▶ _Required task_: Transcribe each line of the material as it is, and drop any picture.

▶ _Input_:
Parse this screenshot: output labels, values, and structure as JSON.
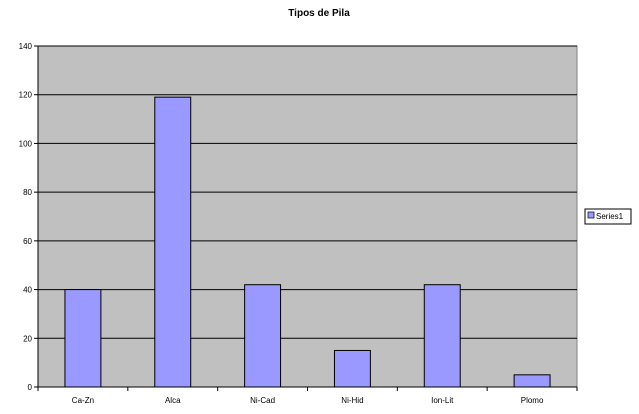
{
  "chart_data": {
    "type": "bar",
    "title": "Tipos de Pila",
    "categories": [
      "Ca-Zn",
      "Alca",
      "Ni-Cad",
      "Ni-Hid",
      "Ion-Lit",
      "Plomo"
    ],
    "series": [
      {
        "name": "Series1",
        "values": [
          40,
          119,
          42,
          15,
          42,
          5
        ]
      }
    ],
    "xlabel": "",
    "ylabel": "",
    "ylim": [
      0,
      140
    ],
    "y_ticks": [
      "0",
      "20",
      "40",
      "60",
      "80",
      "100",
      "120",
      "140"
    ],
    "grid": true,
    "legend_position": "right",
    "colors": {
      "bar_fill": "#9999ff",
      "plot_background": "#c0c0c0",
      "grid": "#000000"
    }
  }
}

▶ _Written solution_:
Parse this screenshot: output labels, values, and structure as JSON.
{
  "chart_data": {
    "type": "bar",
    "title": "Tipos de Pila",
    "categories": [
      "Ca-Zn",
      "Alca",
      "Ni-Cad",
      "Ni-Hid",
      "Ion-Lit",
      "Plomo"
    ],
    "series": [
      {
        "name": "Series1",
        "values": [
          40,
          119,
          42,
          15,
          42,
          5
        ]
      }
    ],
    "xlabel": "",
    "ylabel": "",
    "ylim": [
      0,
      140
    ],
    "y_ticks": [
      "0",
      "20",
      "40",
      "60",
      "80",
      "100",
      "120",
      "140"
    ],
    "grid": true,
    "legend_position": "right",
    "colors": {
      "bar_fill": "#9999ff",
      "plot_background": "#c0c0c0",
      "grid": "#000000"
    }
  }
}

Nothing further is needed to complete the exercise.